#### EXERCISE REQUIREMENTS:
Copy the data precisely, character for character, and leave out every picture.

#### DATASET RECORDS:
⟨
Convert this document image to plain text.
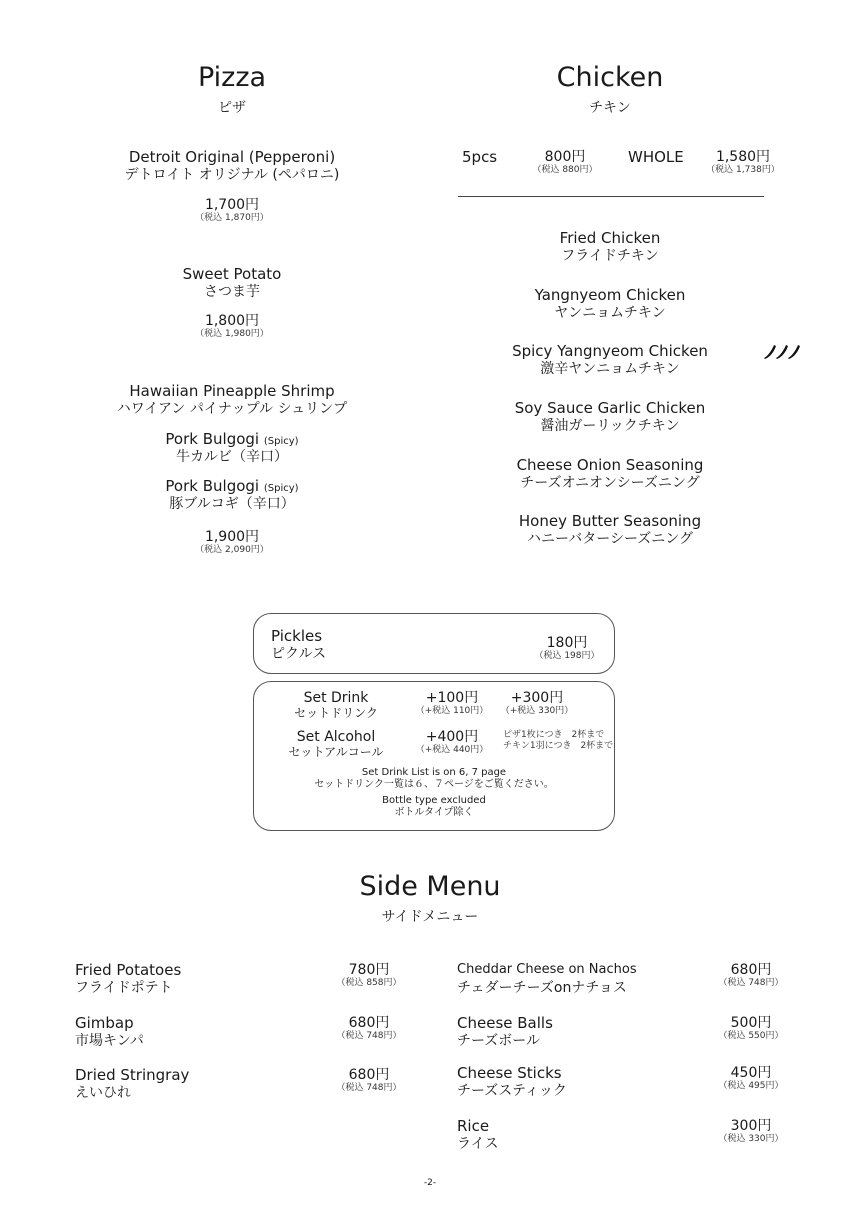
Pizza
ピザ
Detroit Original (Pepperoni)
デトロイト オリジナル (ペパロニ)
1,700円
（税込 1,870円）
Sweet Potato
さつま芋
1,800円
（税込 1,980円）
Hawaiian Pineapple Shrimp
ハワイアン パイナップル シュリンプ
Pork Bulgogi (Spicy)
牛カルビ（辛口）
Pork Bulgogi (Spicy)
豚ブルコギ（辛口）
1,900円
（税込 2,090円）
Chicken
チキン
5pcs	800円
（税込 880円）
WHOLE	1,580円
（税込 1,738円）
Fried Chicken
フライドチキン
Yangnyeom Chicken
ヤンニョムチキン
Spicy Yangnyeom Chicken
激辛ヤンニョムチキン
Soy Sauce Garlic Chicken
醤油ガーリックチキン
Cheese Onion Seasoning
チーズオニオンシーズニング
Honey Butter Seasoning
ハニーバターシーズニング
Pickles
ピクルス
180円
（税込 198円）
Set Drink
セットドリンク
+100円
（+税込 110円）
+300円
（+税込 330円）
Set Alcohol
セットアルコール
+400円
（+税込 440円）
ピザ1枚につき　2杯まで
チキン1羽につき　2杯まで
Set Drink List is on 6, 7 page
セットドリンク一覧は６、７ページをご覧ください。
Bottle type excluded
ボトルタイプ除く
Side Menu
サイドメニュー
Fried Potatoes
フライドポテト
780円
（税込 858円）
Gimbap
市場キンパ
680円
（税込 748円）
Dried Stringray
えいひれ
680円
（税込 748円）
Cheddar Cheese on Nachos
チェダーチーズonナチョス
680円
（税込 748円）
Cheese Balls
チーズボール
500円
（税込 550円）
Cheese Sticks
チーズスティック
450円
（税込 495円）
Rice
ライス
300円
（税込 330円）
-2-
⟩
#### RESPONSE BELOW:
Convert this document image to plain text.
Pizza
ピザ
Detroit Original (Pepperoni)
デトロイト オリジナル (ペパロニ)
1,700円
（税込 1,870円）
Sweet Potato
さつま芋
1,800円
（税込 1,980円）
Hawaiian Pineapple Shrimp
ハワイアン パイナップル シュリンプ
Pork Bulgogi (Spicy)
牛カルビ（辛口）
Pork Bulgogi (Spicy)
豚ブルコギ（辛口）
1,900円
（税込 2,090円）
Chicken
チキン
5pcs	800円
（税込 880円）
WHOLE	1,580円
（税込 1,738円）
Fried Chicken
フライドチキン
Yangnyeom Chicken
ヤンニョムチキン
Spicy Yangnyeom Chicken
激辛ヤンニョムチキン
Soy Sauce Garlic Chicken
醤油ガーリックチキン
Cheese Onion Seasoning
チーズオニオンシーズニング
Honey Butter Seasoning
ハニーバターシーズニング
Pickles
ピクルス
180円
（税込 198円）
Set Drink
セットドリンク
+100円
（+税込 110円）
+300円
（+税込 330円）
Set Alcohol
セットアルコール
+400円
（+税込 440円）
ピザ1枚につき　2杯まで
チキン1羽につき　2杯まで
Set Drink List is on 6, 7 page
セットドリンク一覧は６、７ページをご覧ください。
Bottle type excluded
ボトルタイプ除く
Side Menu
サイドメニュー
Fried Potatoes
フライドポテト
780円
（税込 858円）
Gimbap
市場キンパ
680円
（税込 748円）
Dried Stringray
えいひれ
680円
（税込 748円）
Cheddar Cheese on Nachos
チェダーチーズonナチョス
680円
（税込 748円）
Cheese Balls
チーズボール
500円
（税込 550円）
Cheese Sticks
チーズスティック
450円
（税込 495円）
Rice
ライス
300円
（税込 330円）
-2-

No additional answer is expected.